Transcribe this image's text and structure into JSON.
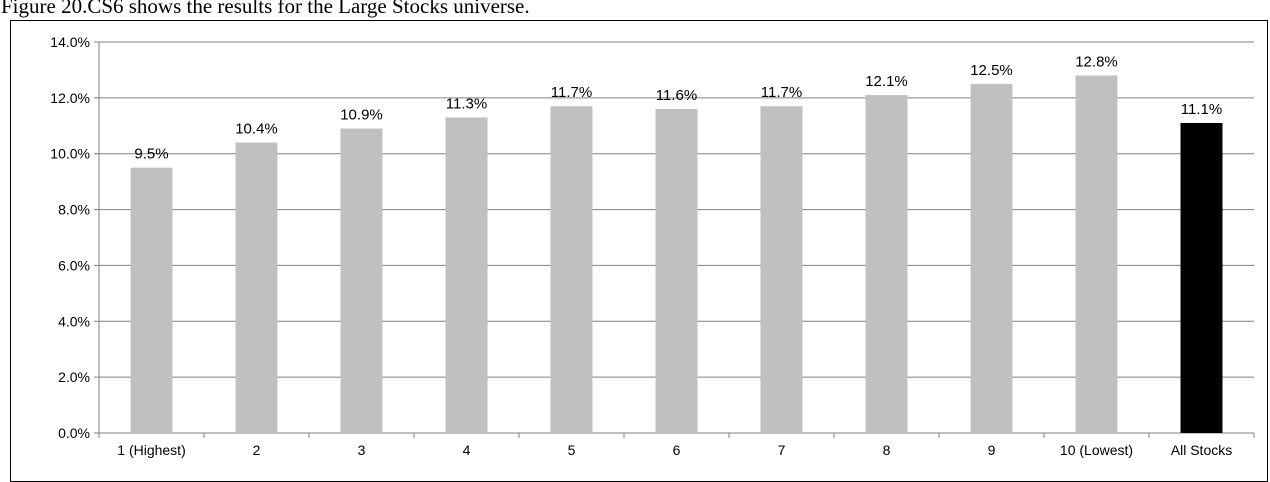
{
  "caption": "Figure 20.CS6 shows the results for the Large Stocks universe.",
  "chart_data": {
    "type": "bar",
    "categories": [
      "1 (Highest)",
      "2",
      "3",
      "4",
      "5",
      "6",
      "7",
      "8",
      "9",
      "10 (Lowest)",
      "All Stocks"
    ],
    "values": [
      9.5,
      10.4,
      10.9,
      11.3,
      11.7,
      11.6,
      11.7,
      12.1,
      12.5,
      12.8,
      11.1
    ],
    "data_labels": [
      "9.5%",
      "10.4%",
      "10.9%",
      "11.3%",
      "11.7%",
      "11.6%",
      "11.7%",
      "12.1%",
      "12.5%",
      "12.8%",
      "11.1%"
    ],
    "y_ticks": [
      0,
      2,
      4,
      6,
      8,
      10,
      12,
      14
    ],
    "y_tick_labels": [
      "0.0%",
      "2.0%",
      "4.0%",
      "6.0%",
      "8.0%",
      "10.0%",
      "12.0%",
      "14.0%"
    ],
    "ylim": [
      0,
      14
    ],
    "grid": true,
    "legend": "none",
    "title": "",
    "xlabel": "",
    "ylabel": "",
    "colors": {
      "bar": "#c0c0c0",
      "highlight_bar": "#000000",
      "grid": "#808080",
      "axis": "#808080"
    },
    "highlight_index": 10
  }
}
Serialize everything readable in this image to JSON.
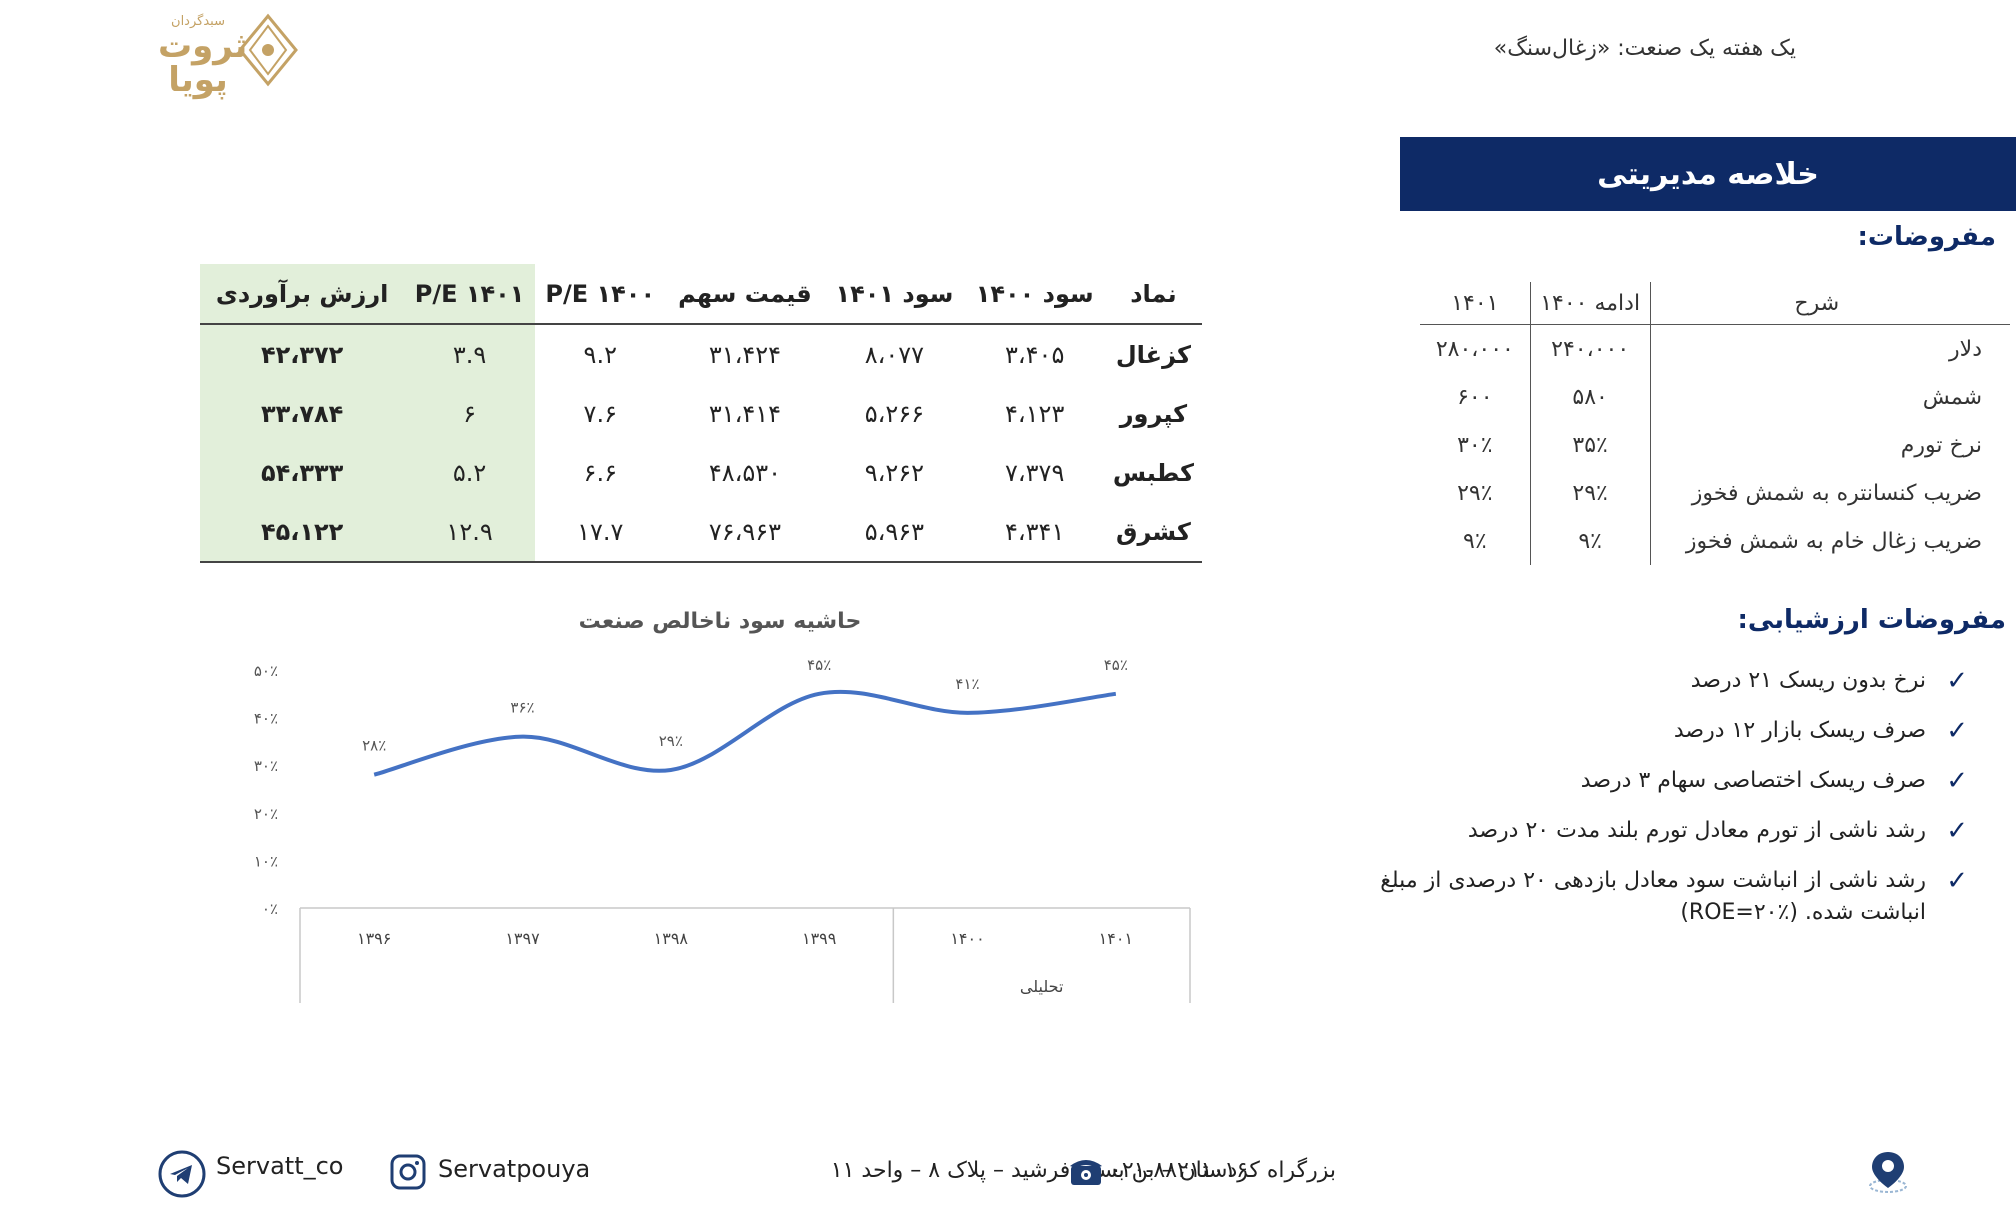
{
  "header": {
    "logo_small": "سبدگردان",
    "logo_big": "ثروت پویا",
    "title": "یک هفته یک صنعت: «زغال‌سنگ»"
  },
  "summary_banner": "خلاصه مدیریتی",
  "assumptions": {
    "title": "مفروضات:",
    "headers": [
      "شرح",
      "ادامه ۱۴۰۰",
      "۱۴۰۱"
    ],
    "rows": [
      {
        "desc": "دلار",
        "a": "۲۴۰،۰۰۰",
        "b": "۲۸۰،۰۰۰"
      },
      {
        "desc": "شمش",
        "a": "۵۸۰",
        "b": "۶۰۰"
      },
      {
        "desc": "نرخ تورم",
        "a": "۳۵٪",
        "b": "۳۰٪"
      },
      {
        "desc": "ضریب  کنسانتره به شمش فخوز",
        "a": "۲۹٪",
        "b": "۲۹٪"
      },
      {
        "desc": "ضریب  زغال خام به شمش فخوز",
        "a": "۹٪",
        "b": "۹٪"
      }
    ]
  },
  "valuation": {
    "title": "مفروضات ارزشیابی:",
    "items": [
      "نرخ بدون ریسک ۲۱ درصد",
      "صرف ریسک بازار ۱۲ درصد",
      "صرف ریسک اختصاصی سهام ۳ درصد",
      "رشد ناشی از تورم معادل تورم بلند مدت  ۲۰ درصد",
      "رشد ناشی از انباشت سود معادل بازدهی ۲۰ درصدی از مبلغ انباشت شده. (ROE=۲۰٪)"
    ]
  },
  "stock_table": {
    "headers": [
      "نماد",
      "سود ۱۴۰۰",
      "سود ۱۴۰۱",
      "قیمت سهم",
      "P/E ۱۴۰۰",
      "P/E ۱۴۰۱",
      "ارزش برآوردی"
    ],
    "rows": [
      [
        "کزغال",
        "۳،۴۰۵",
        "۸،۰۷۷",
        "۳۱،۴۲۴",
        "۹.۲",
        "۳.۹",
        "۴۲،۳۷۲"
      ],
      [
        "کپرور",
        "۴،۱۲۳",
        "۵،۲۶۶",
        "۳۱،۴۱۴",
        "۷.۶",
        "۶",
        "۳۳،۷۸۴"
      ],
      [
        "کطبس",
        "۷،۳۷۹",
        "۹،۲۶۲",
        "۴۸،۵۳۰",
        "۶.۶",
        "۵.۲",
        "۵۴،۳۳۳"
      ],
      [
        "کشرق",
        "۴،۳۴۱",
        "۵،۹۶۳",
        "۷۶،۹۶۳",
        "۱۷.۷",
        "۱۲.۹",
        "۴۵،۱۲۲"
      ]
    ]
  },
  "chart_data": {
    "type": "line",
    "title": "حاشیه سود ناخالص صنعت",
    "categories": [
      "۱۳۹۶",
      "۱۳۹۷",
      "۱۳۹۸",
      "۱۳۹۹",
      "۱۴۰۰",
      "۱۴۰۱"
    ],
    "values": [
      28,
      36,
      29,
      45,
      41,
      45
    ],
    "data_labels": [
      "۲۸٪",
      "۳۶٪",
      "۲۹٪",
      "۴۵٪",
      "۴۱٪",
      "۴۵٪"
    ],
    "yticks": [
      "۰٪",
      "۱۰٪",
      "۲۰٪",
      "۳۰٪",
      "۴۰٪",
      "۵۰٪"
    ],
    "ylim": [
      0,
      50
    ],
    "group_label": "تحلیلی",
    "line_color": "#4472c4",
    "grid": false
  },
  "footer": {
    "address": "بزرگراه کردستان – بن بست فرشید – پلاک ۸ – واحد ۱۱",
    "phone": "۰۲۱-۸۸۲۱۱۰۱۶",
    "instagram": "Servatpouya",
    "telegram": "Servatt_co"
  },
  "colors": {
    "brand_navy": "#0e2a66",
    "gold": "#c4a265",
    "highlight_green": "#e2efda"
  }
}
★ ★ ★ ★ ★ ★ ★
§ **Work to complete**
Gather all lines where the word "JSON" appears.

§ **Solution for this problem**
Transcribe this image's text and structure into JSON.
Serialize everything readable in this image to JSON.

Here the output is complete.